------ INPUT FOR THIS TASK ------

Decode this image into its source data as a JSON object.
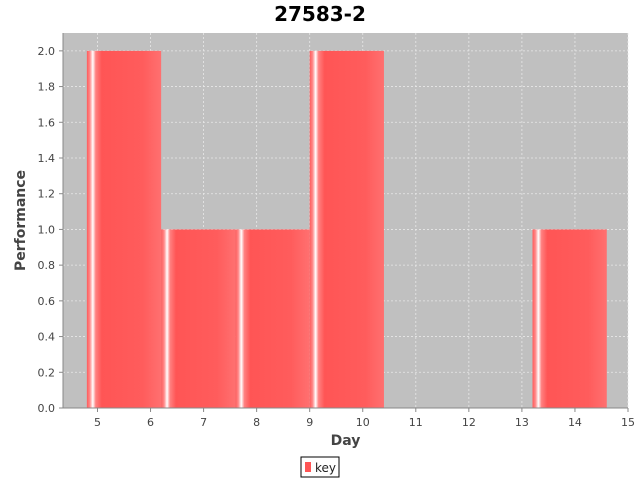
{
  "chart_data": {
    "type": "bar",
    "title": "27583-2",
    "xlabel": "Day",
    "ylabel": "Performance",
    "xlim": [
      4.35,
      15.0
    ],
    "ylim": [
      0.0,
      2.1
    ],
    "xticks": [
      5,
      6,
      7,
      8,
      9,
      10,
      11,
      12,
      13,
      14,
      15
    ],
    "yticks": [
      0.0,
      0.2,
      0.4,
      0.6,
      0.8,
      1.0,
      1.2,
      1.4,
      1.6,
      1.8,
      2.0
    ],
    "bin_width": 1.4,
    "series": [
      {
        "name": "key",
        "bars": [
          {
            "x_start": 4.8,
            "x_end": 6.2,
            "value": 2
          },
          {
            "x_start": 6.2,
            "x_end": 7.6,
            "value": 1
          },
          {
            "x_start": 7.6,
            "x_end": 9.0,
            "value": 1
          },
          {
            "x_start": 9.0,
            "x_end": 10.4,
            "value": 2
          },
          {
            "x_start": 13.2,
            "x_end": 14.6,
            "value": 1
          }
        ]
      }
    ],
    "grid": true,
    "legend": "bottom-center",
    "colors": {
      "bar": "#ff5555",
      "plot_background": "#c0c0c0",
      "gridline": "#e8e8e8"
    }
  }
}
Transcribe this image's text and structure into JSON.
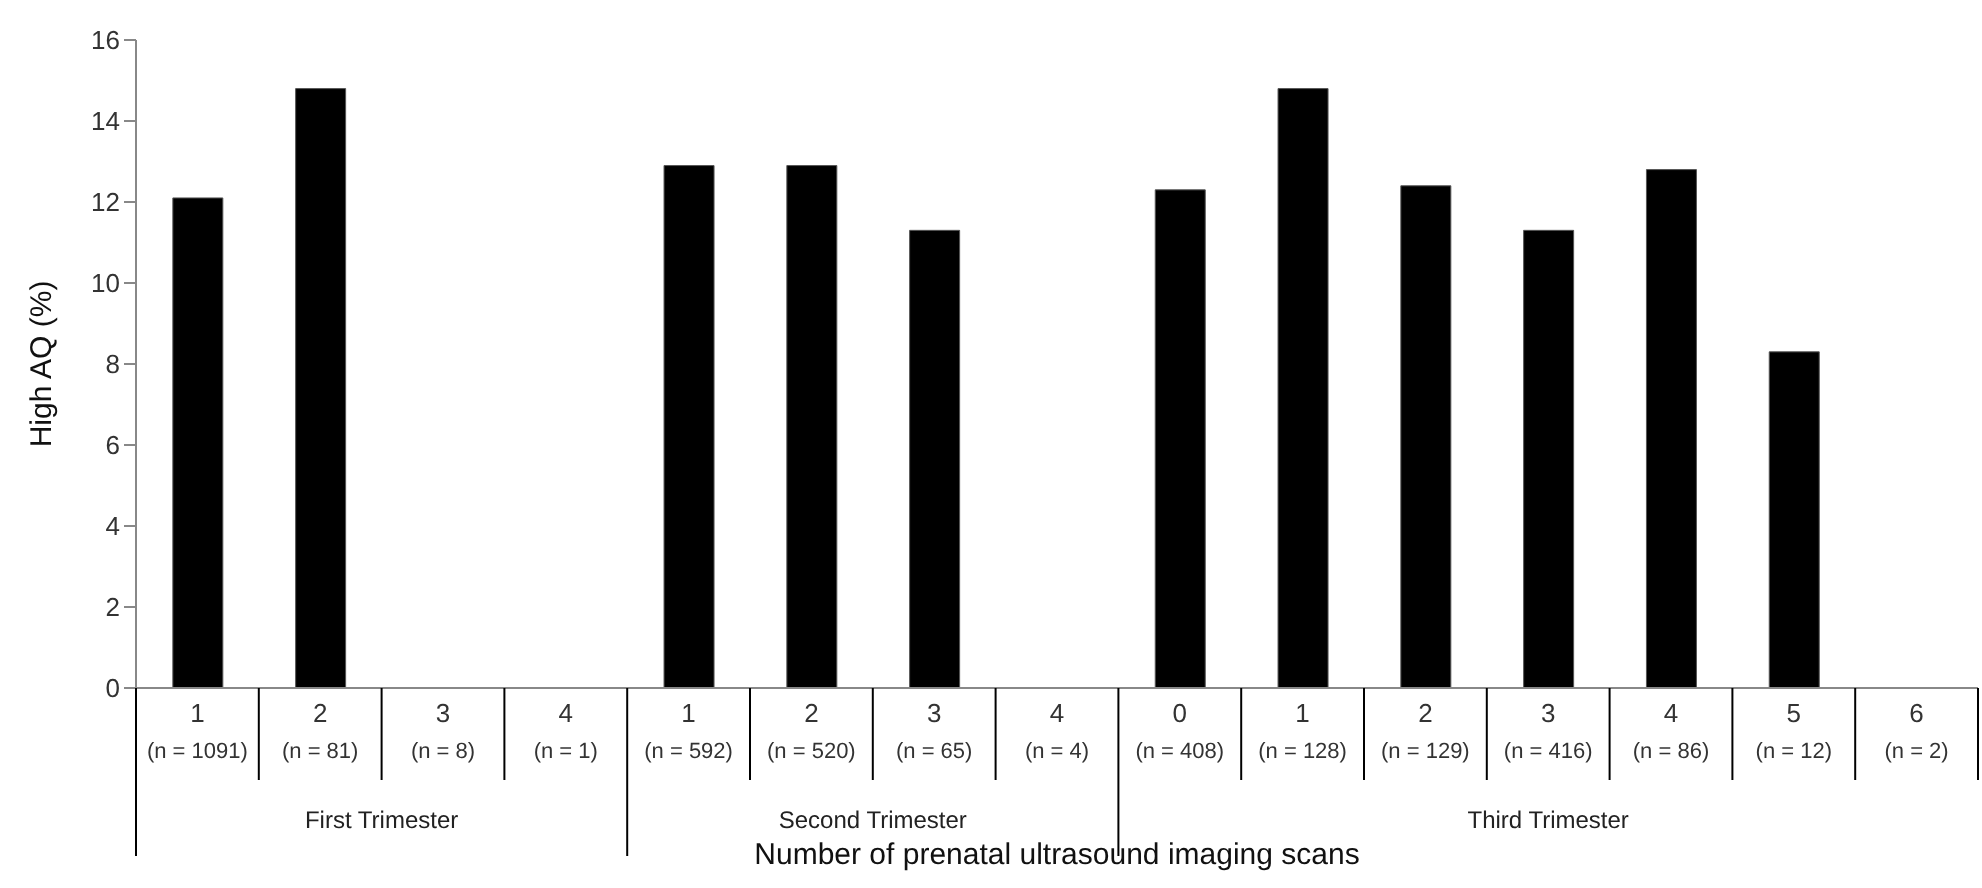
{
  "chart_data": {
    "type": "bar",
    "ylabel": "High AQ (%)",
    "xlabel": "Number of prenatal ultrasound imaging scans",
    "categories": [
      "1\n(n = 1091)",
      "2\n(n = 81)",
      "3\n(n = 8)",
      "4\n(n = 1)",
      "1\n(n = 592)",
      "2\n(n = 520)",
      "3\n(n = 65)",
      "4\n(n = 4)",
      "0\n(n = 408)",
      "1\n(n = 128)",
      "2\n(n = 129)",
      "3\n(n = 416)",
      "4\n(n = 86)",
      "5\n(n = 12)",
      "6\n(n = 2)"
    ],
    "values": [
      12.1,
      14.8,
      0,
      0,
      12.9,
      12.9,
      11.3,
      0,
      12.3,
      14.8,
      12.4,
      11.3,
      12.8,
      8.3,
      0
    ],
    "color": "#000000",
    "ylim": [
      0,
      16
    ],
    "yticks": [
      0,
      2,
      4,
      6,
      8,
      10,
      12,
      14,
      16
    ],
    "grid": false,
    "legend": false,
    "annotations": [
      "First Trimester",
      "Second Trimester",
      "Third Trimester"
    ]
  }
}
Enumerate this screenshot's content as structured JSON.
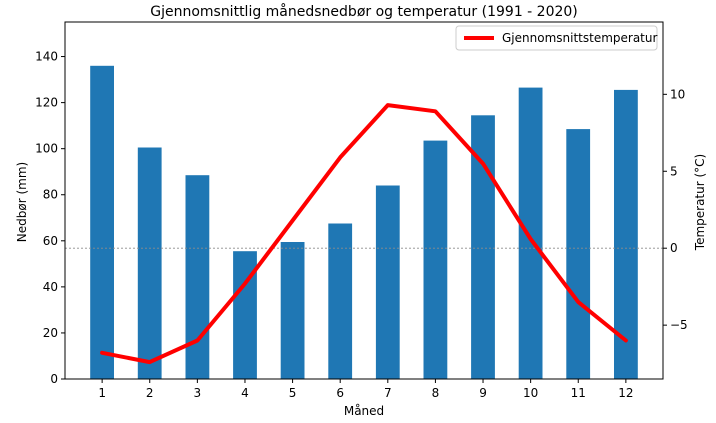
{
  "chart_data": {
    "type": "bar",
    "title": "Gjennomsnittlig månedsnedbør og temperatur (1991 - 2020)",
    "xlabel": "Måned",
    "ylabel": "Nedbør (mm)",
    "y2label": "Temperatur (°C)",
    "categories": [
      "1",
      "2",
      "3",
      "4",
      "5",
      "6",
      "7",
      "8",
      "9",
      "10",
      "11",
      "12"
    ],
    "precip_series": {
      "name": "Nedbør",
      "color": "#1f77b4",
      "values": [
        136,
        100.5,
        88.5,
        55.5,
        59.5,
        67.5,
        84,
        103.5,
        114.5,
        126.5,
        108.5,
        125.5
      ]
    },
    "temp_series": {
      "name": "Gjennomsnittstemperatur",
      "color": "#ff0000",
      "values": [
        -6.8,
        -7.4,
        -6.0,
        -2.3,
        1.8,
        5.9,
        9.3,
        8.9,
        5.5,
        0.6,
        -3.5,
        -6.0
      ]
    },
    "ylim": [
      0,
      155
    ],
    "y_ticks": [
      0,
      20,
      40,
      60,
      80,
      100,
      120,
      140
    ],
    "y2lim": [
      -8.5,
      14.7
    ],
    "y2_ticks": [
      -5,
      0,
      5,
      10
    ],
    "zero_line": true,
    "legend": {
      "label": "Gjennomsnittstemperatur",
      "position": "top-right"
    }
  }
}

------

**TASK BRIEF**: Your copy should match the entries exactly, minus the pictures.

**COMPLETED TASK**:
Decode this image into its source data as a JSON object.
{
  "chart_data": {
    "type": "bar",
    "title": "27583-2",
    "xlabel": "Day",
    "ylabel": "Performance",
    "xlim": [
      4.35,
      15.0
    ],
    "ylim": [
      0.0,
      2.1
    ],
    "xticks": [
      5,
      6,
      7,
      8,
      9,
      10,
      11,
      12,
      13,
      14,
      15
    ],
    "yticks": [
      0.0,
      0.2,
      0.4,
      0.6,
      0.8,
      1.0,
      1.2,
      1.4,
      1.6,
      1.8,
      2.0
    ],
    "bin_width": 1.4,
    "series": [
      {
        "name": "key",
        "bars": [
          {
            "x_start": 4.8,
            "x_end": 6.2,
            "value": 2
          },
          {
            "x_start": 6.2,
            "x_end": 7.6,
            "value": 1
          },
          {
            "x_start": 7.6,
            "x_end": 9.0,
            "value": 1
          },
          {
            "x_start": 9.0,
            "x_end": 10.4,
            "value": 2
          },
          {
            "x_start": 13.2,
            "x_end": 14.6,
            "value": 1
          }
        ]
      }
    ],
    "grid": true,
    "legend": "bottom-center",
    "colors": {
      "bar": "#ff5555",
      "plot_background": "#c0c0c0",
      "gridline": "#e8e8e8"
    }
  }
}
Transcribe this image's text and structure into JSON.
{
  "chart_data": {
    "type": "bar",
    "ylabel": "High AQ (%)",
    "xlabel": "Number of prenatal ultrasound imaging scans",
    "categories": [
      "1\n(n = 1091)",
      "2\n(n = 81)",
      "3\n(n = 8)",
      "4\n(n = 1)",
      "1\n(n = 592)",
      "2\n(n = 520)",
      "3\n(n = 65)",
      "4\n(n = 4)",
      "0\n(n = 408)",
      "1\n(n = 128)",
      "2\n(n = 129)",
      "3\n(n = 416)",
      "4\n(n = 86)",
      "5\n(n = 12)",
      "6\n(n = 2)"
    ],
    "values": [
      12.1,
      14.8,
      0,
      0,
      12.9,
      12.9,
      11.3,
      0,
      12.3,
      14.8,
      12.4,
      11.3,
      12.8,
      8.3,
      0
    ],
    "color": "#000000",
    "ylim": [
      0,
      16
    ],
    "yticks": [
      0,
      2,
      4,
      6,
      8,
      10,
      12,
      14,
      16
    ],
    "grid": false,
    "legend": false,
    "annotations": [
      "First Trimester",
      "Second Trimester",
      "Third Trimester"
    ]
  }
}
Enumerate this screenshot's content as structured JSON.
{
  "chart_data": {
    "type": "bar",
    "title": "Gjennomsnittlig månedsnedbør og temperatur (1991 - 2020)",
    "xlabel": "Måned",
    "ylabel": "Nedbør (mm)",
    "y2label": "Temperatur (°C)",
    "categories": [
      "1",
      "2",
      "3",
      "4",
      "5",
      "6",
      "7",
      "8",
      "9",
      "10",
      "11",
      "12"
    ],
    "precip_series": {
      "name": "Nedbør",
      "color": "#1f77b4",
      "values": [
        136,
        100.5,
        88.5,
        55.5,
        59.5,
        67.5,
        84,
        103.5,
        114.5,
        126.5,
        108.5,
        125.5
      ]
    },
    "temp_series": {
      "name": "Gjennomsnittstemperatur",
      "color": "#ff0000",
      "values": [
        -6.8,
        -7.4,
        -6.0,
        -2.3,
        1.8,
        5.9,
        9.3,
        8.9,
        5.5,
        0.6,
        -3.5,
        -6.0
      ]
    },
    "ylim": [
      0,
      155
    ],
    "y_ticks": [
      0,
      20,
      40,
      60,
      80,
      100,
      120,
      140
    ],
    "y2lim": [
      -8.5,
      14.7
    ],
    "y2_ticks": [
      -5,
      0,
      5,
      10
    ],
    "zero_line": true,
    "legend": {
      "label": "Gjennomsnittstemperatur",
      "position": "top-right"
    }
  }
}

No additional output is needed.